Description of the task ->
Please copy every line of the records below that holds the word "under".

-*-

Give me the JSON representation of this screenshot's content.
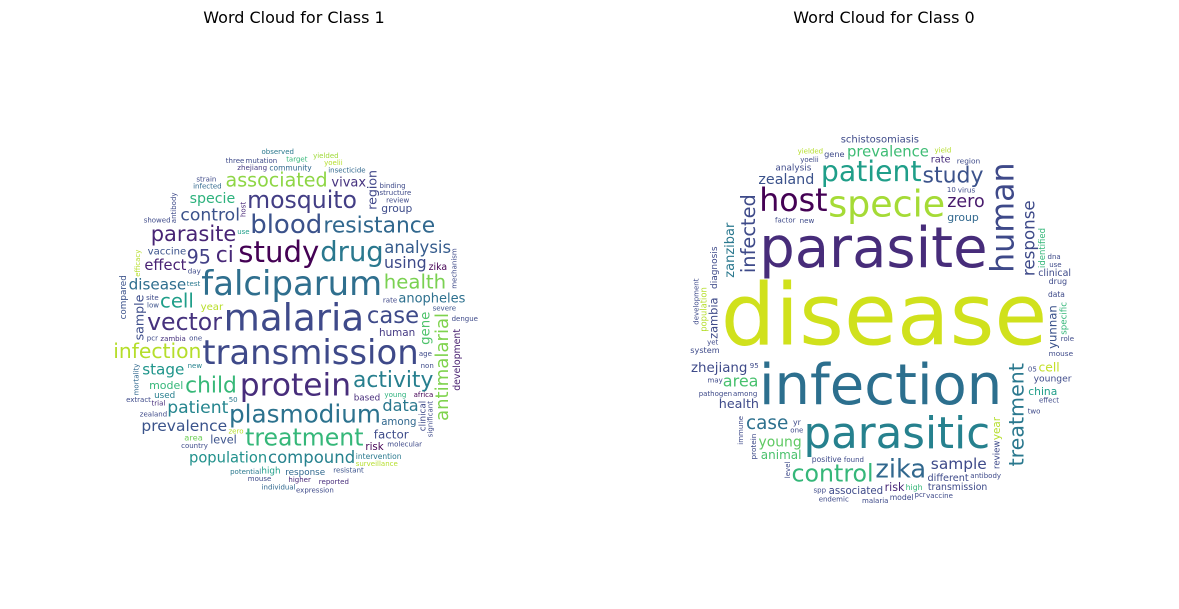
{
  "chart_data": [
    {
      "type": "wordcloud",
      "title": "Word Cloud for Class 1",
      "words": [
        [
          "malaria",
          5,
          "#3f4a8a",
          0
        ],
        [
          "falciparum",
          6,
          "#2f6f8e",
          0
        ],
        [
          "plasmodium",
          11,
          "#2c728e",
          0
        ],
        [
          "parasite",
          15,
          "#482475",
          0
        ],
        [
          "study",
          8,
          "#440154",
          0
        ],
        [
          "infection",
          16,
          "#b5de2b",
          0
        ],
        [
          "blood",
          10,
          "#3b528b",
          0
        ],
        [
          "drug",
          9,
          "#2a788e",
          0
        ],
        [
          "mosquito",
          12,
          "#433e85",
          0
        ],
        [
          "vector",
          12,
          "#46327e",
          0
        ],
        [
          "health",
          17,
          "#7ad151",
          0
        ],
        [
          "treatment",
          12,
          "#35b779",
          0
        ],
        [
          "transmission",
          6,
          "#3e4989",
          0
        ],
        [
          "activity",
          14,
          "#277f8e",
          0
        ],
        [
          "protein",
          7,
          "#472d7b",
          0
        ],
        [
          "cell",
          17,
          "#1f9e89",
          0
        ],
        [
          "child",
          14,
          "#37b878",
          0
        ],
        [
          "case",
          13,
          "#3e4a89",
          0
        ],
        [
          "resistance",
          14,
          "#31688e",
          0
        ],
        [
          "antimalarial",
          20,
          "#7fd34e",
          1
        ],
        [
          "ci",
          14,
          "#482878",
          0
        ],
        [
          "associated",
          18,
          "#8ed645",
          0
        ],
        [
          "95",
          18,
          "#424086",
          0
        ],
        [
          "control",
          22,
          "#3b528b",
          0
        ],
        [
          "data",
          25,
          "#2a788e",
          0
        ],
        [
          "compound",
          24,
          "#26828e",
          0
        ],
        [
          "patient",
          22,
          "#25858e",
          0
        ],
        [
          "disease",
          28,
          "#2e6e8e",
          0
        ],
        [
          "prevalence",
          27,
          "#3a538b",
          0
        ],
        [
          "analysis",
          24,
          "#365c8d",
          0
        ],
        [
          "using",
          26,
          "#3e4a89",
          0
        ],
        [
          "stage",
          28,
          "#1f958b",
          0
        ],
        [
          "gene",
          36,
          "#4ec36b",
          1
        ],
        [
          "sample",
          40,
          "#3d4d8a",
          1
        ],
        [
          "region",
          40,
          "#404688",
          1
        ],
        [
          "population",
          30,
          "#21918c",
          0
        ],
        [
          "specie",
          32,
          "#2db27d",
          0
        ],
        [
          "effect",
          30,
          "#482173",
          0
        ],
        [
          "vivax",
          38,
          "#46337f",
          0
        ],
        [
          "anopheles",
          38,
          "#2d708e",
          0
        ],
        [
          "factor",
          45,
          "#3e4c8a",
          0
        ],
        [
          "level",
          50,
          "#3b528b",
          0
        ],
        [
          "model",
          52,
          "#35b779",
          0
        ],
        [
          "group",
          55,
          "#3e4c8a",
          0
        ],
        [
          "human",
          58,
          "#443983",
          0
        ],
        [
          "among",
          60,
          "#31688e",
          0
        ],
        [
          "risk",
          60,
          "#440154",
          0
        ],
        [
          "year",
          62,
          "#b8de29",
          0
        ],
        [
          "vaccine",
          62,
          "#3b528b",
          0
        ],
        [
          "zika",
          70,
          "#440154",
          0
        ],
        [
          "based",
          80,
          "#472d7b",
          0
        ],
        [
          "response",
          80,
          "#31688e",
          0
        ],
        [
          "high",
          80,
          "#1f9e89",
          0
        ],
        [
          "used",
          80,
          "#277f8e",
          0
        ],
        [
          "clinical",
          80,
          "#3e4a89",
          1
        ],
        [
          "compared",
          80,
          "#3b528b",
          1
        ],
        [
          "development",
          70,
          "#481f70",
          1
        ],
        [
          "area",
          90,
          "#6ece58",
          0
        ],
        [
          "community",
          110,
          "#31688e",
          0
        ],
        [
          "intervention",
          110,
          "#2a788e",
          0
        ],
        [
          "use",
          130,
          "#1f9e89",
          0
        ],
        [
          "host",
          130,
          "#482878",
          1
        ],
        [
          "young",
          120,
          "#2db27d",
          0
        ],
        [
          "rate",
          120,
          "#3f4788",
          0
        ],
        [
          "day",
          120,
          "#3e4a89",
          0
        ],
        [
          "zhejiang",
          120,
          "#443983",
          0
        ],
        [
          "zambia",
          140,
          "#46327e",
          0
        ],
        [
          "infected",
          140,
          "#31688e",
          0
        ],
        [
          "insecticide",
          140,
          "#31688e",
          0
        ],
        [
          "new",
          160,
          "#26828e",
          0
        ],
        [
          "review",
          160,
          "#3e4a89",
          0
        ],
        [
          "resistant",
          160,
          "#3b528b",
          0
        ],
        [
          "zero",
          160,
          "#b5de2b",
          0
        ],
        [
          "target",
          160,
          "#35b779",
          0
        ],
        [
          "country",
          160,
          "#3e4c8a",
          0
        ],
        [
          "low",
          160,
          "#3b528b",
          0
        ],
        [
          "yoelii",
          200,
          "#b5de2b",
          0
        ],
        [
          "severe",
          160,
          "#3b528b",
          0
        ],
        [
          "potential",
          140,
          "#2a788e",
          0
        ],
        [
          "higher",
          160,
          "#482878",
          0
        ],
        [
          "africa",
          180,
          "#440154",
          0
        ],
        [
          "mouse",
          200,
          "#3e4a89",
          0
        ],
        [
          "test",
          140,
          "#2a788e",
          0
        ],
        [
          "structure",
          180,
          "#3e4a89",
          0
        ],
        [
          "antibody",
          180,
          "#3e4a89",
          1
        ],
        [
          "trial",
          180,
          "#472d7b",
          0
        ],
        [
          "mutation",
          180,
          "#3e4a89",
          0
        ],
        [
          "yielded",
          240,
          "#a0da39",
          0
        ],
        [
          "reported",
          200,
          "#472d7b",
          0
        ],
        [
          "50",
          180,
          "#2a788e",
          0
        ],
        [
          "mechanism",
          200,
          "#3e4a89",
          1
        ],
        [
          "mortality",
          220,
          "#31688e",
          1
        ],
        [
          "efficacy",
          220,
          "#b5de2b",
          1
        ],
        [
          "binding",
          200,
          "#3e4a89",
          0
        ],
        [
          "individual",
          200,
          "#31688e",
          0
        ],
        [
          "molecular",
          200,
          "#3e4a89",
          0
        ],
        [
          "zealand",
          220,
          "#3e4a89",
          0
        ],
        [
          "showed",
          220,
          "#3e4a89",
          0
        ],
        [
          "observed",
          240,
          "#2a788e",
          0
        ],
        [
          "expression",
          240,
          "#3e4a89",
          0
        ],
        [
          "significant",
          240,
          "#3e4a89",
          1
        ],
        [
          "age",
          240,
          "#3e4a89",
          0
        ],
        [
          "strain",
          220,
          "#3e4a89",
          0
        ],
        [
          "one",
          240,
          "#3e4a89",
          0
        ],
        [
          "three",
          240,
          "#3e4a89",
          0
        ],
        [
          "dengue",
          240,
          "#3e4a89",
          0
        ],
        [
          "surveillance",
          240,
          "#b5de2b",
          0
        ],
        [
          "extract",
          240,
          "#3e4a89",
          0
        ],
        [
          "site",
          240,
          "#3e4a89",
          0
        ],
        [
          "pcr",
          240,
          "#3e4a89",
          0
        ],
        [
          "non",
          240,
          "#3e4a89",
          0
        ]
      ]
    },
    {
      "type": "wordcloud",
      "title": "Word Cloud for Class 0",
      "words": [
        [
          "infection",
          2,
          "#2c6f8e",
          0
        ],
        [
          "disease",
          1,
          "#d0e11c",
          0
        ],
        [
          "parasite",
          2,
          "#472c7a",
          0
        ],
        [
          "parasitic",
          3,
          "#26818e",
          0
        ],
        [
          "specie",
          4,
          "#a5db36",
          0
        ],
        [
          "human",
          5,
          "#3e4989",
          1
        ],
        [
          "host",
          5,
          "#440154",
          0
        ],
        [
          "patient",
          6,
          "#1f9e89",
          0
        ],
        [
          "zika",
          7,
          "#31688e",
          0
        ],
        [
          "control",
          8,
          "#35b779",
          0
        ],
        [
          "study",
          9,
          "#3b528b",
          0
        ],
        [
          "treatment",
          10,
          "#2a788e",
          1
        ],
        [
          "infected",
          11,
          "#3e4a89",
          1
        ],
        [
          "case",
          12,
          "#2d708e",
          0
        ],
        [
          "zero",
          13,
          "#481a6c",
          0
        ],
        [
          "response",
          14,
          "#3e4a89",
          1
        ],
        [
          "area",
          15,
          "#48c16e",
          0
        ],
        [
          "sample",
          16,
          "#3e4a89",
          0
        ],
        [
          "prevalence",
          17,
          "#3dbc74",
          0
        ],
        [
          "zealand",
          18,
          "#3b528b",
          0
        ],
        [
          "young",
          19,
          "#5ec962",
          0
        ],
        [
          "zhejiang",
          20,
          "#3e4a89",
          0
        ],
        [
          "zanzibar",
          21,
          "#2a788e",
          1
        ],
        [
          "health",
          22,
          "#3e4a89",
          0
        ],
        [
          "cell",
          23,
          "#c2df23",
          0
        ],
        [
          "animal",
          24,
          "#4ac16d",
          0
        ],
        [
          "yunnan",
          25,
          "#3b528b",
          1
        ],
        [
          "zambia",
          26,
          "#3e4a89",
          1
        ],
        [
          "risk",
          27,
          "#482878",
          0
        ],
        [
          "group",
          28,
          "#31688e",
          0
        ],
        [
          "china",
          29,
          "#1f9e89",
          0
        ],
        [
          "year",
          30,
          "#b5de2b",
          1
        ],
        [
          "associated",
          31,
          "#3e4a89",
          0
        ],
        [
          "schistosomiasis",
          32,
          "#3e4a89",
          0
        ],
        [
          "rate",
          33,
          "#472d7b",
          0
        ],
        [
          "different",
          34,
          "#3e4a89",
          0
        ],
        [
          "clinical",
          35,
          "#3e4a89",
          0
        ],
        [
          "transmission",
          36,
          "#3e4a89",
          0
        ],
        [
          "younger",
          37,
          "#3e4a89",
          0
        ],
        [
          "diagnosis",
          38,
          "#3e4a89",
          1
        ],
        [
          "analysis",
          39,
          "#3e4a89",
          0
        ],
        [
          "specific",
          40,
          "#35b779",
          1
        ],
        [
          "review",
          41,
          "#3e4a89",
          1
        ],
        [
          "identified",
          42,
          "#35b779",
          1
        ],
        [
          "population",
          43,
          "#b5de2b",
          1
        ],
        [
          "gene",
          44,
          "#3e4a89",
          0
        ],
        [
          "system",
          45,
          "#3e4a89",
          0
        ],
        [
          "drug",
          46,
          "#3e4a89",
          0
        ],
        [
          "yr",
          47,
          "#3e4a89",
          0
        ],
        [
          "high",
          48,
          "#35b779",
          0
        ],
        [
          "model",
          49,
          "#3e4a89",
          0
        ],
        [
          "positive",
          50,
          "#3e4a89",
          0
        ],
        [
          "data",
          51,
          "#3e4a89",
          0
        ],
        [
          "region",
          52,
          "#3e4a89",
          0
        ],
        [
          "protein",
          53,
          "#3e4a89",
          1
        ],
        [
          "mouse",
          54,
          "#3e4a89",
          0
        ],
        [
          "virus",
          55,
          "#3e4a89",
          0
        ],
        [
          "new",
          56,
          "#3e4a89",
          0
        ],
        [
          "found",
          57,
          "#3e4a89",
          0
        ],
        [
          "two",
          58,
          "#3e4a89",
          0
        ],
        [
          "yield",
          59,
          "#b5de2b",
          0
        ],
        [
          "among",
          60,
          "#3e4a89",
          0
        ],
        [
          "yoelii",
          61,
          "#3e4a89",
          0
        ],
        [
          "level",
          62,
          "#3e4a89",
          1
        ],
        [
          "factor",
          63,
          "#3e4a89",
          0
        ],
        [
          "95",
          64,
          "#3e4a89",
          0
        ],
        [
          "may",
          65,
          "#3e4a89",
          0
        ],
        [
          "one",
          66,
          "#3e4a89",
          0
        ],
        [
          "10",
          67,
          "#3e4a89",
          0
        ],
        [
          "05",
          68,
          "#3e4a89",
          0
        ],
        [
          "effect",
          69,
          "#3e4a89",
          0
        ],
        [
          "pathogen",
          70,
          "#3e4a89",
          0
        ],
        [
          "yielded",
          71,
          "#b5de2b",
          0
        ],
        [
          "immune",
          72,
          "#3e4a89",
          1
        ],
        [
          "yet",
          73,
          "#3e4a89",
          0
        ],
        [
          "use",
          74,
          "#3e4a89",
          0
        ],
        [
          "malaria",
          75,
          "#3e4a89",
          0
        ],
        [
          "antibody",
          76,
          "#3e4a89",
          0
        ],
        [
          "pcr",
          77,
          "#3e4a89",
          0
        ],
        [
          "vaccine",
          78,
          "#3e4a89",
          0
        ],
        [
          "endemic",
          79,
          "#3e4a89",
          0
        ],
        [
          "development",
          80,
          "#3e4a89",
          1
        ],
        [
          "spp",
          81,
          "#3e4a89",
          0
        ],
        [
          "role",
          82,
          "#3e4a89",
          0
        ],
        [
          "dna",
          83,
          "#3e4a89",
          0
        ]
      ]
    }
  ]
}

-*-

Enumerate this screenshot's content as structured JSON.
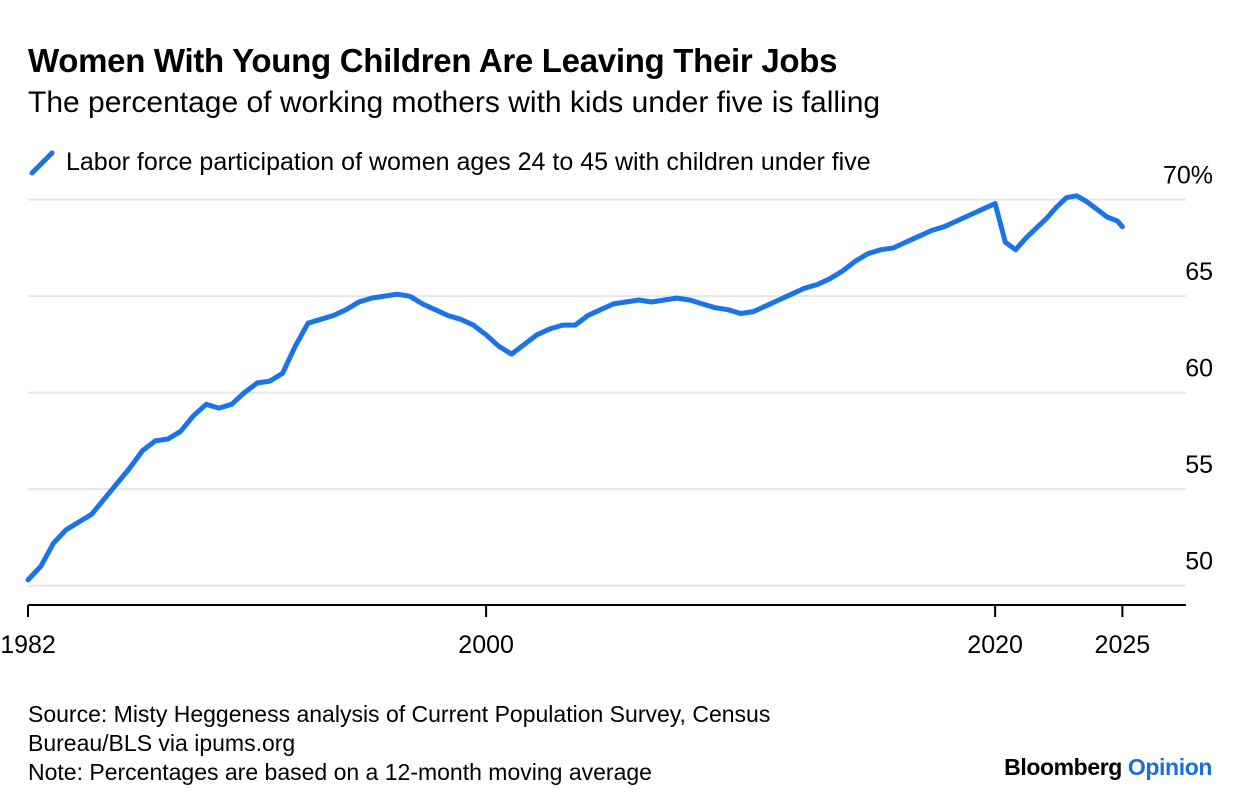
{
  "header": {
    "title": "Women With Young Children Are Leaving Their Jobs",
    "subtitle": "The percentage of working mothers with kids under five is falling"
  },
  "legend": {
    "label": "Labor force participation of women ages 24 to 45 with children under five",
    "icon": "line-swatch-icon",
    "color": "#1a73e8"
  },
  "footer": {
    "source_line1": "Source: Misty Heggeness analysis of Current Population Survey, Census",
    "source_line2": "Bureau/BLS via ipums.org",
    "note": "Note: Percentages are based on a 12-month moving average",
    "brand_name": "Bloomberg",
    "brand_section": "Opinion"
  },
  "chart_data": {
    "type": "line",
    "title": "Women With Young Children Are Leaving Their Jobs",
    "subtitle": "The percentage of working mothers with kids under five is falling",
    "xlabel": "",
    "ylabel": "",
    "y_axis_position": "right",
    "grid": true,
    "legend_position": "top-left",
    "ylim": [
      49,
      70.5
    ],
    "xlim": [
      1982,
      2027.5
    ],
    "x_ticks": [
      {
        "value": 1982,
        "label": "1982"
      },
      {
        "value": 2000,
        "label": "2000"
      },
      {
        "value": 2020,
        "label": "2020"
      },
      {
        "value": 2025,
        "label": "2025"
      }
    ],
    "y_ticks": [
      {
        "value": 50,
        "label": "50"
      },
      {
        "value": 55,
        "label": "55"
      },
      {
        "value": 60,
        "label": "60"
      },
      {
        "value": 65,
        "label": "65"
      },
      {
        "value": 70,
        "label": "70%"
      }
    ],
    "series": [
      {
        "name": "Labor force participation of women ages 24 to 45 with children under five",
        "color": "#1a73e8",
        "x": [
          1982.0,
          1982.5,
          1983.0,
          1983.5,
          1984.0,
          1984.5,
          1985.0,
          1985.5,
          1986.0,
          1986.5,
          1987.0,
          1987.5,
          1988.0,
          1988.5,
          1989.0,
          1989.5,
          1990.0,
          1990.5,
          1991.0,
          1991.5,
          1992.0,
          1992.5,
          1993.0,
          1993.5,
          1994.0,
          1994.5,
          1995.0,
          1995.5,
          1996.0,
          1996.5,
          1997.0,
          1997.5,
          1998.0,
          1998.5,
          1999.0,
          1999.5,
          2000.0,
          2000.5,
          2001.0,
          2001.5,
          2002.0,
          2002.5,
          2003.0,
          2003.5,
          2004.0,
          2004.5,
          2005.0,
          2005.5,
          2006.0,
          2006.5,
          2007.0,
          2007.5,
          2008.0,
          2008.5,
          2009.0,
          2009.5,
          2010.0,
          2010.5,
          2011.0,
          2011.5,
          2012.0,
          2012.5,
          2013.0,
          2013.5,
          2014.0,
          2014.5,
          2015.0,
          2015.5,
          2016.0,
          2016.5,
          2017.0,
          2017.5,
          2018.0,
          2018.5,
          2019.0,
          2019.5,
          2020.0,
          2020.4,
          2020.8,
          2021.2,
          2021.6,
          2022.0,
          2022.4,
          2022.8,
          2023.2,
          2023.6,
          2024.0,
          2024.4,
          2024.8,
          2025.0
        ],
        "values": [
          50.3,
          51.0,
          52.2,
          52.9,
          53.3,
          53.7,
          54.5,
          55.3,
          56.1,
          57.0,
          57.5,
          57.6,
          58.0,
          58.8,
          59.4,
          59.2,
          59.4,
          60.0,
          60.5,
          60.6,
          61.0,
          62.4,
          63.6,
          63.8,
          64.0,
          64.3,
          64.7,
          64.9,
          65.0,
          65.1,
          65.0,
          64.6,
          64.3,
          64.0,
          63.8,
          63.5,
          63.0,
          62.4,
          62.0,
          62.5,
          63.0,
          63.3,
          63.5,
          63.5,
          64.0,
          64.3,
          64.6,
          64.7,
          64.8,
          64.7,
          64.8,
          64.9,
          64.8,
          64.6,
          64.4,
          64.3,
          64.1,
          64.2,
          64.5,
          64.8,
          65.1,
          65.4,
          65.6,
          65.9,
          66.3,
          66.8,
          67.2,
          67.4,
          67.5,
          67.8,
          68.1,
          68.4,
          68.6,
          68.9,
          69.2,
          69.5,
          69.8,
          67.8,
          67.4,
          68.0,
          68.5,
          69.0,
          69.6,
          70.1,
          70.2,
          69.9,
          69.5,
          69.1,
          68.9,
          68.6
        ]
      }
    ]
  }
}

-*-

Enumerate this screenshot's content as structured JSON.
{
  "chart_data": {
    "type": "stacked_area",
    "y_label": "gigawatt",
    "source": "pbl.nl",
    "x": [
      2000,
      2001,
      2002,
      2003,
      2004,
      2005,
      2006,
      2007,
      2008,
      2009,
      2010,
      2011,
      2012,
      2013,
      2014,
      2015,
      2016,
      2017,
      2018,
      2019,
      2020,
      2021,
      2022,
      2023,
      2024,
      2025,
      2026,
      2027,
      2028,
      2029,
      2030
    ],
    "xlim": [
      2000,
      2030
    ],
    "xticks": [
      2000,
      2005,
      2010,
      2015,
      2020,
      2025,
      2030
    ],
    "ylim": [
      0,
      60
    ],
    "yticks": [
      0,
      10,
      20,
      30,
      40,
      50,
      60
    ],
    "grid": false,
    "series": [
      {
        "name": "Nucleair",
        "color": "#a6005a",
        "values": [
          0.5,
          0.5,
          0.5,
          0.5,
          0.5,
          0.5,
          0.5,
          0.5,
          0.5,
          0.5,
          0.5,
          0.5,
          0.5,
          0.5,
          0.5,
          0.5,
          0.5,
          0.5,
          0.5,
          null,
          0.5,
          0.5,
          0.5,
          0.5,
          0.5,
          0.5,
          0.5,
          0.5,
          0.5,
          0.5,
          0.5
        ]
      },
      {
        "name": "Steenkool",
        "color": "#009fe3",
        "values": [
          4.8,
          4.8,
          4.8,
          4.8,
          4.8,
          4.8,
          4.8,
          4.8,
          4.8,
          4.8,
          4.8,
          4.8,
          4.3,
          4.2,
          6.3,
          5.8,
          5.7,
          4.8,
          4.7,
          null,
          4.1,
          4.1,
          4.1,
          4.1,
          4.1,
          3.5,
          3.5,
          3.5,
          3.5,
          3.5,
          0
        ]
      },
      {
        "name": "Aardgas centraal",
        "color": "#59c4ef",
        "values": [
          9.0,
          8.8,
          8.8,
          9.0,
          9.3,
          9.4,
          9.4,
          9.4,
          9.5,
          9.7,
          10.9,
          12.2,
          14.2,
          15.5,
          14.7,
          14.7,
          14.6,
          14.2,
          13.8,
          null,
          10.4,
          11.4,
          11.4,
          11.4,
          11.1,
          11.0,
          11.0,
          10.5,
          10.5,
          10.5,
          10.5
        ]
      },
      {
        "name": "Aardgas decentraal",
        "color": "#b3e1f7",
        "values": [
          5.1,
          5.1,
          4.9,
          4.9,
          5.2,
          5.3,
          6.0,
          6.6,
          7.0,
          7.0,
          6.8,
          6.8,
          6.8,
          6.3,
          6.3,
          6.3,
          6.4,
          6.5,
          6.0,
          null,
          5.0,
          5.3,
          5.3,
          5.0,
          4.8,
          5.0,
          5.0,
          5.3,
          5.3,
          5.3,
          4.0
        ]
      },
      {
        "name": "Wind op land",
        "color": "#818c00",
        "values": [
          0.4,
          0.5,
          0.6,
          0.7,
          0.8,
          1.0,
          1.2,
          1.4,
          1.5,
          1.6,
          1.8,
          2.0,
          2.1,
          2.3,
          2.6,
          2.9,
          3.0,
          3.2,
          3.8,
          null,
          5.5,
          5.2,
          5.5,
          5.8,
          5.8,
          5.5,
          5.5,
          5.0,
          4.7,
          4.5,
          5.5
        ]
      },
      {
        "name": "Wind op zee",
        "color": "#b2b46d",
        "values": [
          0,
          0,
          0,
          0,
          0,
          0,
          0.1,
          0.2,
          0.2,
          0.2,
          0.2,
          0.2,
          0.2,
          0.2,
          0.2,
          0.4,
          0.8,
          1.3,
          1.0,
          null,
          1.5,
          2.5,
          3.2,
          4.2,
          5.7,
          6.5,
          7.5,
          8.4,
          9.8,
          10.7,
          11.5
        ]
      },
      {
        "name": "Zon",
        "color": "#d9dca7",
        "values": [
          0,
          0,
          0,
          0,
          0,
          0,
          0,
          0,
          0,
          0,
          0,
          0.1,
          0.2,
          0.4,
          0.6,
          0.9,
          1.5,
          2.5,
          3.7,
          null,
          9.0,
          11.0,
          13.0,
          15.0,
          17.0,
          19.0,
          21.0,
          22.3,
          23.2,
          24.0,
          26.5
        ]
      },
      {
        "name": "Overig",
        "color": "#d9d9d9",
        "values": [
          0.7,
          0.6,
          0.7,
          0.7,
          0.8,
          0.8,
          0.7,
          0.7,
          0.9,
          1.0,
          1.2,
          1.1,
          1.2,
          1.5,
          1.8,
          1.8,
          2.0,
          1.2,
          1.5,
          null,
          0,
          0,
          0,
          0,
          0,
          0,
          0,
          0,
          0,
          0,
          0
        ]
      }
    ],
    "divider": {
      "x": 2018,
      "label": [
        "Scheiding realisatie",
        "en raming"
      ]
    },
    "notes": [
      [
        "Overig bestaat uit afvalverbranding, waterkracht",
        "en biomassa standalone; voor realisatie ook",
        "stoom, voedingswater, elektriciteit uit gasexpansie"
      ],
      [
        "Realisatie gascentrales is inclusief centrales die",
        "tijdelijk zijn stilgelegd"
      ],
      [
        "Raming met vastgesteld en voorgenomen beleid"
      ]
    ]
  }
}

-*-

Exercise response ->
    "subtitle": "The percentage of working mothers with kids under five is falling"
    "label": "Labor force participation of women ages 24 to 45 with children under five",
    "subtitle": "The percentage of working mothers with kids under five is falling",
        "name": "Labor force participation of women ages 24 to 45 with children under five",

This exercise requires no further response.